++++ Estratto del documento ++++

Nata ad Alessandria, vissuta fra il 287 e i primissimi anni del IV secolo, Caterina finì la sua vita per volere dell’imperatore romano, dopo aver sopportato innumerevoli punizioni e torture, prima fra tutte quella della ruota che è rimasta la sua identificazione iconografica particolare; il suo corpo, posto fra due ruote che giravano in senso inverso, doveva essere lacerato dai denti acuminatissimi di cui erano dotate.
Egiziana, dunque, e coeva di molte delle testimonianze scritte in lingua greca che i papiri continuano a restituirci dalle sabbie egiziane da ormai più di cent’anni. Sono testimonianze che ci parlano di quegli anni concitati, di evidente scontro fra il potere imperiale romano e il Cristianesimo nascente, ma anche della cultura e delle vicende quotidiane ed umanissime di uomini e donne che altrimenti la Storia avrebbe condannato all’oblio.
Di fronte a tutte le testimonianze papiracee e archeologiche, appare netta la discrepanza con i risultati ottenuti da Spinello Aretino: la sua Santa Caterina è una bellissima fanciulla toscana della seconda metà del Trecento che si muove in ambienti e luoghi a noi noti – il monte Sinai ci appare molto più toscano che africano! – ma assai lontani dai panorami desertici d’Egitto.

++++ Dati archiviati ++++

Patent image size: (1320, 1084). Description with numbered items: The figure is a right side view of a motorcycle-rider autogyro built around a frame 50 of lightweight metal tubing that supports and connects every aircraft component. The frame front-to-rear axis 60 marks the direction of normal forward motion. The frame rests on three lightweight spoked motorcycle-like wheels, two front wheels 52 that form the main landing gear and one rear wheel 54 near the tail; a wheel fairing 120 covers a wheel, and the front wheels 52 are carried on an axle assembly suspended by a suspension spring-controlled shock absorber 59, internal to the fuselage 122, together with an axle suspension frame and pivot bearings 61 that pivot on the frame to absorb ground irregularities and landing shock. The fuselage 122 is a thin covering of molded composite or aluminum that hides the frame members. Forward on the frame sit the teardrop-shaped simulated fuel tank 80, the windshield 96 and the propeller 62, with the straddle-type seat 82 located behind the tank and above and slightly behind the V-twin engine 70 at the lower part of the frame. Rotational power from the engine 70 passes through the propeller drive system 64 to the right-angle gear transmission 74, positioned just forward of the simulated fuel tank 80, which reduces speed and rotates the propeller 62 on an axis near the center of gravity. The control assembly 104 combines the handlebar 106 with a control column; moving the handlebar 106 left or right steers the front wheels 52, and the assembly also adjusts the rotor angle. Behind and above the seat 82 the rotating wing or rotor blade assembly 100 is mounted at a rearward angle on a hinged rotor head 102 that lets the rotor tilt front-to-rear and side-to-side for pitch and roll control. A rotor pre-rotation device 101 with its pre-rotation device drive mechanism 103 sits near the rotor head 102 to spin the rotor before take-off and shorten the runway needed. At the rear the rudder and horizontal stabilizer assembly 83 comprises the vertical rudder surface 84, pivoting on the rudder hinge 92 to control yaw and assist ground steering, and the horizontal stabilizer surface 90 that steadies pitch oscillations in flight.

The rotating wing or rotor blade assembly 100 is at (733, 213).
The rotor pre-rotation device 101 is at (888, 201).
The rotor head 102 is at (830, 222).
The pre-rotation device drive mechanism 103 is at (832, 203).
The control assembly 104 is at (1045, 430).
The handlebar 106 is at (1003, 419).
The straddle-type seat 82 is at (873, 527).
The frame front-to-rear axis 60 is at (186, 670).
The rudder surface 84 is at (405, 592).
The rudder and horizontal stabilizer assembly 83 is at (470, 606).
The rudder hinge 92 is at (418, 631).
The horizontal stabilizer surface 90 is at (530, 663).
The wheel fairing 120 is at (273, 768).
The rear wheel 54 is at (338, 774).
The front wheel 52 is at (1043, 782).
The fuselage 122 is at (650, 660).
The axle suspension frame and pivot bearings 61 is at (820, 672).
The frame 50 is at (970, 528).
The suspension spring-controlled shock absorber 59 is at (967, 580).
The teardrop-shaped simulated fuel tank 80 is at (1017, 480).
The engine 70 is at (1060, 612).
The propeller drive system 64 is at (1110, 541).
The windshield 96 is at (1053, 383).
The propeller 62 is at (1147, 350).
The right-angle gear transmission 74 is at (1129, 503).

++++

- Cosa farai -
Ricopia dal brano su Santa Caterina il passo che va da "Di fronte a" fino a "panorami desertici d’Egitto." compreso. Le voci non hanno alcun ruolo in questo lavoro.

- Risposta -
Di fronte a tutte le testimonianze papiracee e archeologiche, appare netta la discrepanza con i risultati ottenuti da Spinello Aretino: la sua Santa Caterina è una bellissima fanciulla toscana della seconda metà del Trecento che si muove in ambienti e luoghi a noi noti – il monte Sinai ci appare molto più toscano che africano! – ma assai lontani dai panorami desertici d’Egitto.